Write each record again exactly as it stands.

**RECORDS TO PROCESS:**
· · ·
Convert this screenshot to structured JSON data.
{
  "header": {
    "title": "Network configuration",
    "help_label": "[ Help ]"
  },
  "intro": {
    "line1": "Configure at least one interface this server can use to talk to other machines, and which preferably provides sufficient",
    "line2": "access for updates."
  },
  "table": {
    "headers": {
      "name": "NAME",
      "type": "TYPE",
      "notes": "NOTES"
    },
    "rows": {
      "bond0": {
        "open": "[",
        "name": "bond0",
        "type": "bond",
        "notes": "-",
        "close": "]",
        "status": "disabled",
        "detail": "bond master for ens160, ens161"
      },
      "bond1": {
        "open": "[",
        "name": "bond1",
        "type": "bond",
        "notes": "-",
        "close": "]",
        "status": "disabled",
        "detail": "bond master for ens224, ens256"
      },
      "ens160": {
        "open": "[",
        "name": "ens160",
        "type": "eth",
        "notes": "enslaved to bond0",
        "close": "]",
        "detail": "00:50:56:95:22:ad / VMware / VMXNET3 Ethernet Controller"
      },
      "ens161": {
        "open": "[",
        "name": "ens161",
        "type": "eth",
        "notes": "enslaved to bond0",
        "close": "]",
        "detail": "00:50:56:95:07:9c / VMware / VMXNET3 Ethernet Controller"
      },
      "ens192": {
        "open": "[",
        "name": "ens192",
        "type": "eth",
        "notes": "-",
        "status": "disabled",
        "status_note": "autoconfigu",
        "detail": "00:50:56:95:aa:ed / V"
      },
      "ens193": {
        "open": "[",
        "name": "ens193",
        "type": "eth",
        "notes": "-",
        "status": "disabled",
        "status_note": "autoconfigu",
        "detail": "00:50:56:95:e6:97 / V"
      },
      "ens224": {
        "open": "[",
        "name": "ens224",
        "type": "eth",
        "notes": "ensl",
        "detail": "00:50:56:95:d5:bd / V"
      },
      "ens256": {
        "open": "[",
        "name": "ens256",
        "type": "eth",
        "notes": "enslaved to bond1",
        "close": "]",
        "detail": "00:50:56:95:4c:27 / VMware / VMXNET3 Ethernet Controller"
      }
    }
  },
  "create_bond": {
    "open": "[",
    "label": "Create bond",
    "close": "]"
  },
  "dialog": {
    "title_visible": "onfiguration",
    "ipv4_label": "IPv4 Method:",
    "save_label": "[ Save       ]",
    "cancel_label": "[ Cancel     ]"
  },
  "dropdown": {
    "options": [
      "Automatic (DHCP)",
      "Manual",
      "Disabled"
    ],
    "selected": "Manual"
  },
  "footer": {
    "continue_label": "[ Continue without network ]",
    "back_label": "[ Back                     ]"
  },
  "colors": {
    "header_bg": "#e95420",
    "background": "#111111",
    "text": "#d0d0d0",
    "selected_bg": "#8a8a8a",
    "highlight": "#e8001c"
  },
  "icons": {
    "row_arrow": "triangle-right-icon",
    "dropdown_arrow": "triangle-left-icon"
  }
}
· · ·
**SOLUTION TO THIS EXERCISE:**
Convert this screenshot to structured JSON data.
{
  "header": {
    "title": "Network configuration",
    "help_label": "[ Help ]"
  },
  "intro": {
    "line1": "Configure at least one interface this server can use to talk to other machines, and which preferably provides sufficient",
    "line2": "access for updates."
  },
  "table": {
    "headers": {
      "name": "NAME",
      "type": "TYPE",
      "notes": "NOTES"
    },
    "rows": {
      "bond0": {
        "open": "[",
        "name": "bond0",
        "type": "bond",
        "notes": "-",
        "close": "]",
        "status": "disabled",
        "detail": "bond master for ens160, ens161"
      },
      "bond1": {
        "open": "[",
        "name": "bond1",
        "type": "bond",
        "notes": "-",
        "close": "]",
        "status": "disabled",
        "detail": "bond master for ens224, ens256"
      },
      "ens160": {
        "open": "[",
        "name": "ens160",
        "type": "eth",
        "notes": "enslaved to bond0",
        "close": "]",
        "detail": "00:50:56:95:22:ad / VMware / VMXNET3 Ethernet Controller"
      },
      "ens161": {
        "open": "[",
        "name": "ens161",
        "type": "eth",
        "notes": "enslaved to bond0",
        "close": "]",
        "detail": "00:50:56:95:07:9c / VMware / VMXNET3 Ethernet Controller"
      },
      "ens192": {
        "open": "[",
        "name": "ens192",
        "type": "eth",
        "notes": "-",
        "status": "disabled",
        "status_note": "autoconfigu",
        "detail": "00:50:56:95:aa:ed / V"
      },
      "ens193": {
        "open": "[",
        "name": "ens193",
        "type": "eth",
        "notes": "-",
        "status": "disabled",
        "status_note": "autoconfigu",
        "detail": "00:50:56:95:e6:97 / V"
      },
      "ens224": {
        "open": "[",
        "name": "ens224",
        "type": "eth",
        "notes": "ensl",
        "detail": "00:50:56:95:d5:bd / V"
      },
      "ens256": {
        "open": "[",
        "name": "ens256",
        "type": "eth",
        "notes": "enslaved to bond1",
        "close": "]",
        "detail": "00:50:56:95:4c:27 / VMware / VMXNET3 Ethernet Controller"
      }
    }
  },
  "create_bond": {
    "open": "[",
    "label": "Create bond",
    "close": "]"
  },
  "dialog": {
    "title_visible": "onfiguration",
    "ipv4_label": "IPv4 Method:",
    "save_label": "[ Save       ]",
    "cancel_label": "[ Cancel     ]"
  },
  "dropdown": {
    "options": [
      "Automatic (DHCP)",
      "Manual",
      "Disabled"
    ],
    "selected": "Manual"
  },
  "footer": {
    "continue_label": "[ Continue without network ]",
    "back_label": "[ Back                     ]"
  },
  "colors": {
    "header_bg": "#e95420",
    "background": "#111111",
    "text": "#d0d0d0",
    "selected_bg": "#8a8a8a",
    "highlight": "#e8001c"
  },
  "icons": {
    "row_arrow": "triangle-right-icon",
    "dropdown_arrow": "triangle-left-icon"
  }
}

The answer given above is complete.